#### SET PROBLEM:
Search the data below for "text"; list each line that holds it.

#### Records that describe figures:
◇ ◇ ◇ ◇
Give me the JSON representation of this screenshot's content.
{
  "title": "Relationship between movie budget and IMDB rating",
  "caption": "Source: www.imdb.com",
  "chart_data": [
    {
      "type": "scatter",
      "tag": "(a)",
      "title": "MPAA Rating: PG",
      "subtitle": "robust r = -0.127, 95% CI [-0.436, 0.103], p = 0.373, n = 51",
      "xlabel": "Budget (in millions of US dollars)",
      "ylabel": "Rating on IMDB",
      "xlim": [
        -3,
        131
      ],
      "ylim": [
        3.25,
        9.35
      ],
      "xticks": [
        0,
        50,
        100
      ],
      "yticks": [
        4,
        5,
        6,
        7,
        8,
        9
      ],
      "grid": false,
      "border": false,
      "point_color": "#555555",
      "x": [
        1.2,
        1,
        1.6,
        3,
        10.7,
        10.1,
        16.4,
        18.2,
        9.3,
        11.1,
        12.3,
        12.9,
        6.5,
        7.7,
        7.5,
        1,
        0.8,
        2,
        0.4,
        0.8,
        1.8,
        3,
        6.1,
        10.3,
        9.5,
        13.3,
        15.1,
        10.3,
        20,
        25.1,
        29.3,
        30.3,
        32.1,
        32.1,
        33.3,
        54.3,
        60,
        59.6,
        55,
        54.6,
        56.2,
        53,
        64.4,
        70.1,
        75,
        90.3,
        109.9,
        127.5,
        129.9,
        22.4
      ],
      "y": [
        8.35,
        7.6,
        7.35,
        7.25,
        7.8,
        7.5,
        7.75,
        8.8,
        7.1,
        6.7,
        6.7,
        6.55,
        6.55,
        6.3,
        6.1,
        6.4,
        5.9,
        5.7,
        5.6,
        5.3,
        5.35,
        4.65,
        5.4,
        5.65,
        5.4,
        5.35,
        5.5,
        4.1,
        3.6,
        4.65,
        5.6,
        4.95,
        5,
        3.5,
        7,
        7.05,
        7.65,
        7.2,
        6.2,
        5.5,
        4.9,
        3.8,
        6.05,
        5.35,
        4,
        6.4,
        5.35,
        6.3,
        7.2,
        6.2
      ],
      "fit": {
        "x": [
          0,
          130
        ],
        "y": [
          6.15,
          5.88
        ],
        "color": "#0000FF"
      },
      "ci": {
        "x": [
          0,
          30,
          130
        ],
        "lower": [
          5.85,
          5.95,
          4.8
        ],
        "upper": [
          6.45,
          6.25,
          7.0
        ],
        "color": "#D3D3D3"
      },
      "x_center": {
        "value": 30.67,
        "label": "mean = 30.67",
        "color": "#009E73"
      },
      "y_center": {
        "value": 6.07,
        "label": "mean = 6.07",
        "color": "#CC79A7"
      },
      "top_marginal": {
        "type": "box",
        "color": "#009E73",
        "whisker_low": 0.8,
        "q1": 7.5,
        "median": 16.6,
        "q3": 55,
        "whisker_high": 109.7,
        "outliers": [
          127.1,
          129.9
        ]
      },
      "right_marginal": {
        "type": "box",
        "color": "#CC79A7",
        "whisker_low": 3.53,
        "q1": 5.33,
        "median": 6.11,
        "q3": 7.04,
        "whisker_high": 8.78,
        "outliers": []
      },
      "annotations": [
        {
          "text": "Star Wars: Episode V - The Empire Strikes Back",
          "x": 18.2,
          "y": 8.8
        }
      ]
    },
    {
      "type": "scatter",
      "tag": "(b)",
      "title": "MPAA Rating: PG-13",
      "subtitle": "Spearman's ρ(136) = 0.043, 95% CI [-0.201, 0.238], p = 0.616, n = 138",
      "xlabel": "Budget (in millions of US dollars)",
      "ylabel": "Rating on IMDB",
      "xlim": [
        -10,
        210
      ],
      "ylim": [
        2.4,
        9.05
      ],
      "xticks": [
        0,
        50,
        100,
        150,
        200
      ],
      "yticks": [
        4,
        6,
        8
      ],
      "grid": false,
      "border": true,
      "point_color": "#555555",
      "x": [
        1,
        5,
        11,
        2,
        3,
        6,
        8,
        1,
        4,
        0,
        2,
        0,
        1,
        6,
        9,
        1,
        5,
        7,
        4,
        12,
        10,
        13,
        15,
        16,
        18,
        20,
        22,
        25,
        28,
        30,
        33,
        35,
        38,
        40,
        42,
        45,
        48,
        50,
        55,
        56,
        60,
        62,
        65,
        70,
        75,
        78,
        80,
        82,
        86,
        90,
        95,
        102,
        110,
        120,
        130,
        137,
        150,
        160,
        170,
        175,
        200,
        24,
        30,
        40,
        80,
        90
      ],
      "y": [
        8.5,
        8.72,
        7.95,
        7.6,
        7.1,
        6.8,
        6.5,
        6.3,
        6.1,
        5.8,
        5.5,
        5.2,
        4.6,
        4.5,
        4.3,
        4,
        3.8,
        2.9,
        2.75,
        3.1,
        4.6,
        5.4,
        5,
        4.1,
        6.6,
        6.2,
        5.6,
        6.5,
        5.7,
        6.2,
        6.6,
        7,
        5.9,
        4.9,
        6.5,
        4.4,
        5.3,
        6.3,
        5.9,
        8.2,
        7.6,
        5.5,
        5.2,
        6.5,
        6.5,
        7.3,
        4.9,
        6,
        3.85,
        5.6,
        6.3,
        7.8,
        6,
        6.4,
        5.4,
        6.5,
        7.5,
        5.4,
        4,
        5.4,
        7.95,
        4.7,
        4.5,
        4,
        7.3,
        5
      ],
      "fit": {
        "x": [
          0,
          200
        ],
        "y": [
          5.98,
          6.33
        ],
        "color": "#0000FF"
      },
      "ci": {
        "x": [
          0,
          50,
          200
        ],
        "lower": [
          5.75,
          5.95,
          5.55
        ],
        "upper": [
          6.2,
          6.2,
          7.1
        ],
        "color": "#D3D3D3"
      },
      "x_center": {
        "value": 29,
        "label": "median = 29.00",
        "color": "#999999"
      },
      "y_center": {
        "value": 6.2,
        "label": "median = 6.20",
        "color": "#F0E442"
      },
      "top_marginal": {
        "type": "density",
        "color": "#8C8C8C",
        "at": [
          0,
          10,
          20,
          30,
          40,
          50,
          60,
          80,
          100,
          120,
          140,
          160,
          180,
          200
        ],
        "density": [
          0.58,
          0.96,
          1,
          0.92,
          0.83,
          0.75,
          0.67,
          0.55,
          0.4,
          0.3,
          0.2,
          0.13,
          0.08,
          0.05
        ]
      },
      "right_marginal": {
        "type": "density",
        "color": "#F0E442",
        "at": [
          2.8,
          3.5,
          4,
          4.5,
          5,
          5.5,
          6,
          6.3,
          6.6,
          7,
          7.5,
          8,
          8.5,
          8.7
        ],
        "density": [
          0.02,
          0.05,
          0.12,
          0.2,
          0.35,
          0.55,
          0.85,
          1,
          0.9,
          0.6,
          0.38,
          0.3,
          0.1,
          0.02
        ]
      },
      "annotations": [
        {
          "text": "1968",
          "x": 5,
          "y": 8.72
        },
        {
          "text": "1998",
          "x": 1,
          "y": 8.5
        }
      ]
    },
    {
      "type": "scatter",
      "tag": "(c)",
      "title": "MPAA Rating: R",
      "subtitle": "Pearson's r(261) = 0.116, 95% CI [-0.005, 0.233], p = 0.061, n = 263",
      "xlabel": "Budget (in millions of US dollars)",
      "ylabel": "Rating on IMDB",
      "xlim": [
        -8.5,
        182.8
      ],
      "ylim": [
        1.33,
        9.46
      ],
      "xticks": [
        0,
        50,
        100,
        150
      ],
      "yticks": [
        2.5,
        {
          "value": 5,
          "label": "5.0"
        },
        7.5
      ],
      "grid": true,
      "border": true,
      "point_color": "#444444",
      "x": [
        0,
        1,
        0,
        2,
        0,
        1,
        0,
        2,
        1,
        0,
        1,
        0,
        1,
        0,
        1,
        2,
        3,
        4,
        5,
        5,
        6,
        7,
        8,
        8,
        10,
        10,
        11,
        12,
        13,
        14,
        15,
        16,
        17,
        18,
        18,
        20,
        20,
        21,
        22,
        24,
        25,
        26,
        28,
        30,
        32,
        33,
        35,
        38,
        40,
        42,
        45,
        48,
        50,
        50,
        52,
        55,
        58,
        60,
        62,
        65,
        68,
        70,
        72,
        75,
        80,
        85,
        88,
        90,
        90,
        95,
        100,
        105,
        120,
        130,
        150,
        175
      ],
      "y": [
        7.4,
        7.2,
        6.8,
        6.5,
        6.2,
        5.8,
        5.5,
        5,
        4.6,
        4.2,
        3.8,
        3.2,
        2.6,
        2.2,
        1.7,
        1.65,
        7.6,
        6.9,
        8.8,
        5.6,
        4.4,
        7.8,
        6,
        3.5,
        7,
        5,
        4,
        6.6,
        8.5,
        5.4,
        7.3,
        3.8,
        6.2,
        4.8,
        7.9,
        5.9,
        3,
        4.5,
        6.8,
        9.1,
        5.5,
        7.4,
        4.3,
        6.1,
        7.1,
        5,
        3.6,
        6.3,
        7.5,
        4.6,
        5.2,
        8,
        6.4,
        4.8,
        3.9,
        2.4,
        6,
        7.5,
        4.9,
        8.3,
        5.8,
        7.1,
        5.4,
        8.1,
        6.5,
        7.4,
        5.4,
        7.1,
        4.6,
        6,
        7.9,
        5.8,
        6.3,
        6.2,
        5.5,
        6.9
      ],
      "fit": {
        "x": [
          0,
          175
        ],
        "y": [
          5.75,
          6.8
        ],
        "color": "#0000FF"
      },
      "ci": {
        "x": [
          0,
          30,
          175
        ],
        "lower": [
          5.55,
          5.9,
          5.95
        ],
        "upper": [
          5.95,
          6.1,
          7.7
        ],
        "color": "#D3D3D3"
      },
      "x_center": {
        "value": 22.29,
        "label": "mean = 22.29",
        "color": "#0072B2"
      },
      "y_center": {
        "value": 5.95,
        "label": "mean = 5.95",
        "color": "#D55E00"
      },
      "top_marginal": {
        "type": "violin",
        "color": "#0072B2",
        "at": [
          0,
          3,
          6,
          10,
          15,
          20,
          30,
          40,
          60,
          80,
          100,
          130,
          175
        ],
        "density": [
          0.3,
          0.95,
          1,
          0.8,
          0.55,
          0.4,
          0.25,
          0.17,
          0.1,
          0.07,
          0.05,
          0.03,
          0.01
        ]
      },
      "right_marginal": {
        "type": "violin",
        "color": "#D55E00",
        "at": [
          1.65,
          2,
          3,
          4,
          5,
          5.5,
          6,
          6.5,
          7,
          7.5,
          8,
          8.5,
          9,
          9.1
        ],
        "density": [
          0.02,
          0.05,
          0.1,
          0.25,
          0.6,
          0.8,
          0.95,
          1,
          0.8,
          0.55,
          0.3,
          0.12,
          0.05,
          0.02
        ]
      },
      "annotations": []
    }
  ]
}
◇ ◇ ◇ ◇
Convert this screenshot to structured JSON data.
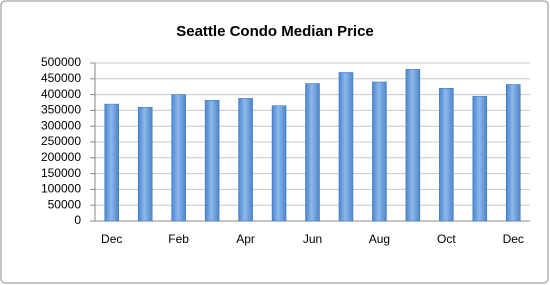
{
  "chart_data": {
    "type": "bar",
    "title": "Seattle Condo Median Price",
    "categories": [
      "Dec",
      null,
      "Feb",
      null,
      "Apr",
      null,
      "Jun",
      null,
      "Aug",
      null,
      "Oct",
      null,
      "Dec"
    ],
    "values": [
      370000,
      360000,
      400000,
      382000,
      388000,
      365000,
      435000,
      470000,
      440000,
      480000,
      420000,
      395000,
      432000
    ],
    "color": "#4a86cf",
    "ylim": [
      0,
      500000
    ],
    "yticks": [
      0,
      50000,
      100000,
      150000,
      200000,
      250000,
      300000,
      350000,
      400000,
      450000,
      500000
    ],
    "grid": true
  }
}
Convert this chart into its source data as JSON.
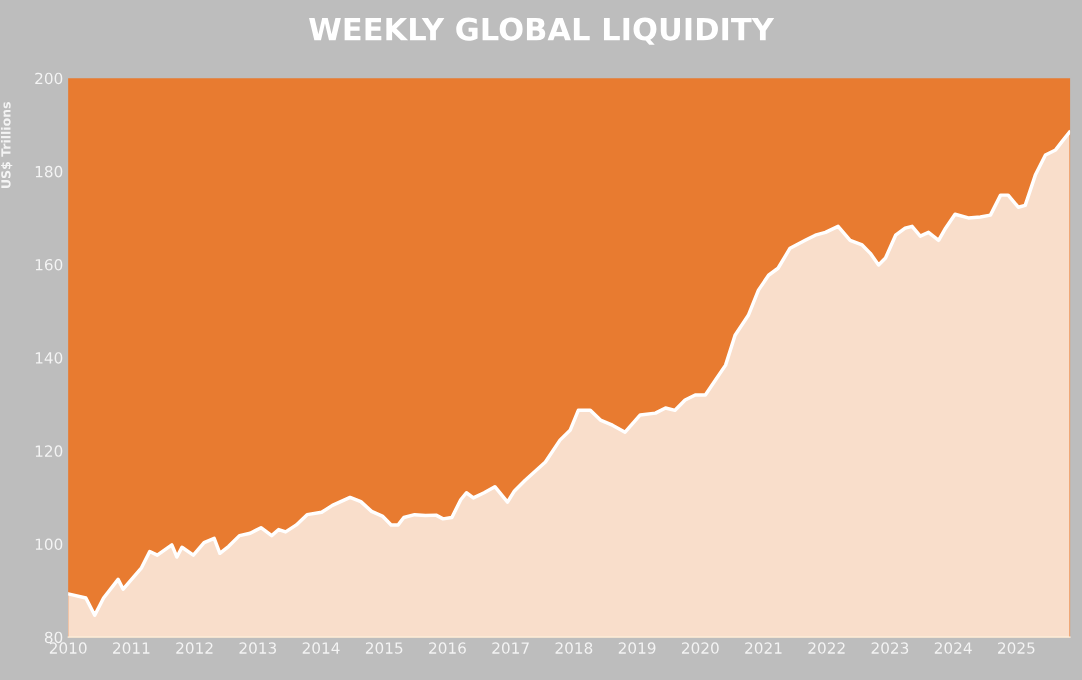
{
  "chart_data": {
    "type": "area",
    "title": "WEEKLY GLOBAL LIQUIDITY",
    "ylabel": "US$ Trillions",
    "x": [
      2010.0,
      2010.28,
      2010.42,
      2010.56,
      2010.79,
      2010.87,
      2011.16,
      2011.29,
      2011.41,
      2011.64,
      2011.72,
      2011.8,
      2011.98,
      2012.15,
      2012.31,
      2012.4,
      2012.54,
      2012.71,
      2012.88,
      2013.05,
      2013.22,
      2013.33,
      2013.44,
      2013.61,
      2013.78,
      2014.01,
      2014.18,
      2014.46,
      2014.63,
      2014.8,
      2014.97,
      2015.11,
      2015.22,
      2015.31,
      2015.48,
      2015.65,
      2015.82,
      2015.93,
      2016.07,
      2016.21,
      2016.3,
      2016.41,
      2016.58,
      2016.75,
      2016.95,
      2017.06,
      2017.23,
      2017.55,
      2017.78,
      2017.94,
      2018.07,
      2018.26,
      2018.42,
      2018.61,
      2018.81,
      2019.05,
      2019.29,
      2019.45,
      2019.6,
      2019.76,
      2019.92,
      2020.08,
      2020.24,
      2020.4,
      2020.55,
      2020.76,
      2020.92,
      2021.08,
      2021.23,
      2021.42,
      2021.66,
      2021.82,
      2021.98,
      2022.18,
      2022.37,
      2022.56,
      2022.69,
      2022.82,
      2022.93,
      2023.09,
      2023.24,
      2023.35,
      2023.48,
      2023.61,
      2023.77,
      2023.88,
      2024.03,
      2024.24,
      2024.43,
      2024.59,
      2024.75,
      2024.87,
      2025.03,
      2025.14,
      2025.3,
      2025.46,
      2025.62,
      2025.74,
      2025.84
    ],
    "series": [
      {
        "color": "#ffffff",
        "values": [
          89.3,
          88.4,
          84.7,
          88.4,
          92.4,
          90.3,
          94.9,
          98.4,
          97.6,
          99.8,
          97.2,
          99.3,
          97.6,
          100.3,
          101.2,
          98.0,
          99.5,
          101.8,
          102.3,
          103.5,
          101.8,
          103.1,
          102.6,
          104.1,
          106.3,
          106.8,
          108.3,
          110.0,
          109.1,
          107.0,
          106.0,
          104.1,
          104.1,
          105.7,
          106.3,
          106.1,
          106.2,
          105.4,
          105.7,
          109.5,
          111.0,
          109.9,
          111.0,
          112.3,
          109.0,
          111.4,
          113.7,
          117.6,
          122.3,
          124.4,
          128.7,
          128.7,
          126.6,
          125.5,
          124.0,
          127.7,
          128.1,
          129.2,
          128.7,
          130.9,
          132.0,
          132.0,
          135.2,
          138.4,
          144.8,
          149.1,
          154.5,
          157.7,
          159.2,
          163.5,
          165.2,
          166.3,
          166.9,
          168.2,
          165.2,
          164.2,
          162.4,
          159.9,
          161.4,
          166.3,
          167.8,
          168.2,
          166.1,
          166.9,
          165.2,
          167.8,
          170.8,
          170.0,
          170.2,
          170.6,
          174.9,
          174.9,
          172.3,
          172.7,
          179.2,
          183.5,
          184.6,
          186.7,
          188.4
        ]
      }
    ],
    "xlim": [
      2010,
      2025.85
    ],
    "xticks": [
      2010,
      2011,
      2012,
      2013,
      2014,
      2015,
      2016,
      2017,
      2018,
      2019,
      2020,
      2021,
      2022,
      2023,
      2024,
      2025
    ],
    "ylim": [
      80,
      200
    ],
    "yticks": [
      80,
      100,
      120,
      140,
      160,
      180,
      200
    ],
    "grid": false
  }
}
◇ ◇ ◇ ◇
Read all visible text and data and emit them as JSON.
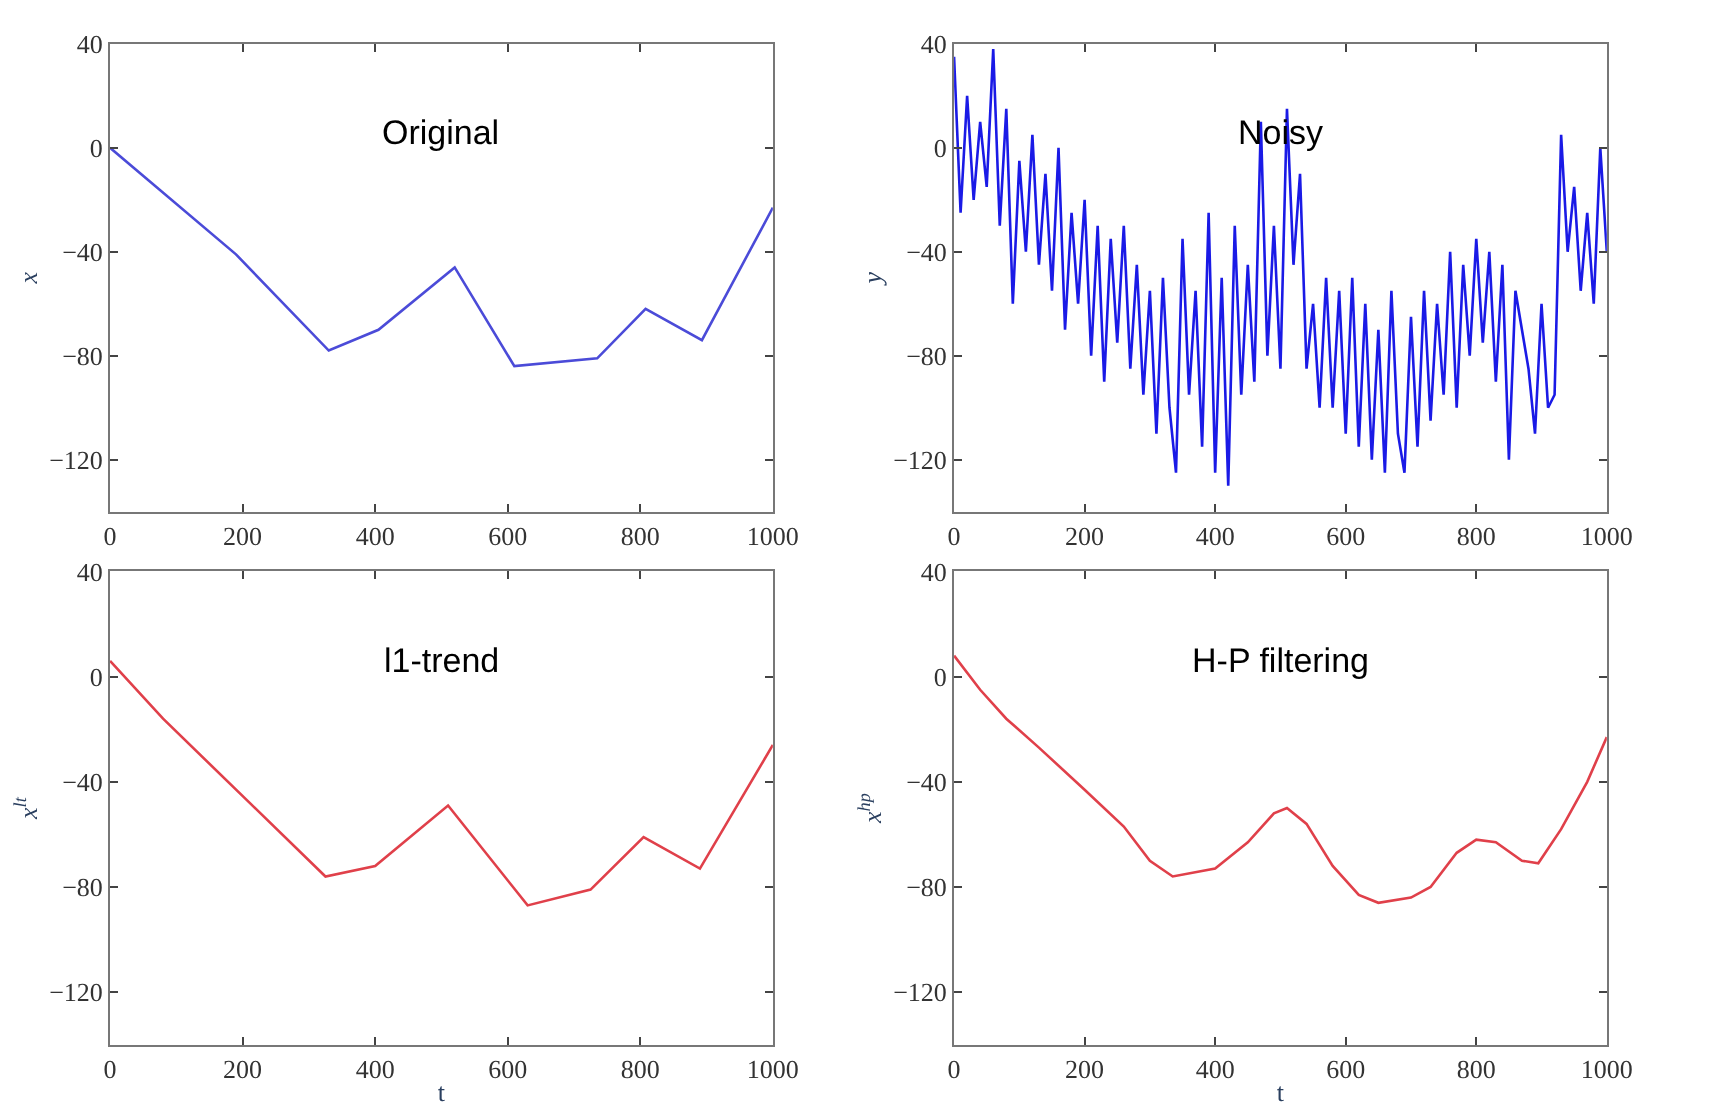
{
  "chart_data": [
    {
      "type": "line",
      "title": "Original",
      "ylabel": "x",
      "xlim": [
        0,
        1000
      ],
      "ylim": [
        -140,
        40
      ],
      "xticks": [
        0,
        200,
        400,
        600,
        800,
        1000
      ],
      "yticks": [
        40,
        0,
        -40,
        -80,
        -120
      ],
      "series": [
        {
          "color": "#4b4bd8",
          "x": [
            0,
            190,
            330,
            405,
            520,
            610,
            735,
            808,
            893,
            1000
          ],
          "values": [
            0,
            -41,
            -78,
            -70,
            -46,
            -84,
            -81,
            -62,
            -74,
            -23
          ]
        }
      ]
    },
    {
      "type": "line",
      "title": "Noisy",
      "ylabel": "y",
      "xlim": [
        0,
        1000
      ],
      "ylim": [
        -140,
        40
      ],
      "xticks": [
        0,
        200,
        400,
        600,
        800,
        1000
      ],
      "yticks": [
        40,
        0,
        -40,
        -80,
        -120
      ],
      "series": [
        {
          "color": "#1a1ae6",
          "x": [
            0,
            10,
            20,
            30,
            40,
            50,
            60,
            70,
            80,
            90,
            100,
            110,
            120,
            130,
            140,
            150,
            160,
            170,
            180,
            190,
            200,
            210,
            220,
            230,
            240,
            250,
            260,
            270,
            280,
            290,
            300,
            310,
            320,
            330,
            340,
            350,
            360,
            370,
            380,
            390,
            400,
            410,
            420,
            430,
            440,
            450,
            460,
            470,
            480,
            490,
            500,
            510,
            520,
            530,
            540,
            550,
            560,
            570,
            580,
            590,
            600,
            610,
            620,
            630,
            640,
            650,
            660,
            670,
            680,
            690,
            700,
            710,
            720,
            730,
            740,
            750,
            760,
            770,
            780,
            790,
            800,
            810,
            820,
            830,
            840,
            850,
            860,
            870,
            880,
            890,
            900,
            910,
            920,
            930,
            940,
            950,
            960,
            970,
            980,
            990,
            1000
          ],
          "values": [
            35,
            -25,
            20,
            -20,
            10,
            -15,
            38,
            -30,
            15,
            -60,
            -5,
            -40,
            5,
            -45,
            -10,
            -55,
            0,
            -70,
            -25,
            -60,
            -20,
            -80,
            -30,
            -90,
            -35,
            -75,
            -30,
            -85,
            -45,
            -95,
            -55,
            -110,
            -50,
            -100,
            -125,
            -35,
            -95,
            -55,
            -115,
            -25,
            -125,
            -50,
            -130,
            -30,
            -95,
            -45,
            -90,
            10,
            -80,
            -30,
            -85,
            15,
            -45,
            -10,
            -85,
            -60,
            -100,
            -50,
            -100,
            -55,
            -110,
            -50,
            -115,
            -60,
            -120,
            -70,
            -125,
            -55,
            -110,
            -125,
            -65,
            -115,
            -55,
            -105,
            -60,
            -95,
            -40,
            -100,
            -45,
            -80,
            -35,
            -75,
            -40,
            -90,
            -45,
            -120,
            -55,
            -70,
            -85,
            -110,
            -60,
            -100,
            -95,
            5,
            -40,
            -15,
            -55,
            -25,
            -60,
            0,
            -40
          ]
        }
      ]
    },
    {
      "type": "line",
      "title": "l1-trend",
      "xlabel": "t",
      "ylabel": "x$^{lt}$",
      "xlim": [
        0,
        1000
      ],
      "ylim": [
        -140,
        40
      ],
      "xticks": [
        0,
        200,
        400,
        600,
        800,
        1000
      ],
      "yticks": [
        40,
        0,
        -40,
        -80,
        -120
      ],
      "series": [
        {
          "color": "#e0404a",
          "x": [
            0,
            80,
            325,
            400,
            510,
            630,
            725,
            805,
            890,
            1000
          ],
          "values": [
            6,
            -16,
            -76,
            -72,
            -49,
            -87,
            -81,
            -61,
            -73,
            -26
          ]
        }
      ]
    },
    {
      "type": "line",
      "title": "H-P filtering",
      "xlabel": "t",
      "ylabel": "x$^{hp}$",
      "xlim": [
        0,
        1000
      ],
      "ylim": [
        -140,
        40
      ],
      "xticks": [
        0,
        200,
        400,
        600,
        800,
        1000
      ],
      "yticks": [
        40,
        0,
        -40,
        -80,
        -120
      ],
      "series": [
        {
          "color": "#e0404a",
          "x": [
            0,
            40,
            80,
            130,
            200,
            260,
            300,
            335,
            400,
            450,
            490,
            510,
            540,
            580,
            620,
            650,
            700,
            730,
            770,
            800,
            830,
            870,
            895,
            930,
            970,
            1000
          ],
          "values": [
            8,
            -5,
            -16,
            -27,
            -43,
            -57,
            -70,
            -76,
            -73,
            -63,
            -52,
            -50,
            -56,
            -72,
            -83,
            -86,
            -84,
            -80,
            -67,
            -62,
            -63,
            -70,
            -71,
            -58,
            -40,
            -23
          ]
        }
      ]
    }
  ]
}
◇ ◇ ◇ ◇
#### RESPONSE TO THIS TASK:
          "text": "Star Wars: Episode V - The Empire Strikes Back",
          "text": "1968",
          "text": "1998",
Read all visible text and data and emit them as JSON.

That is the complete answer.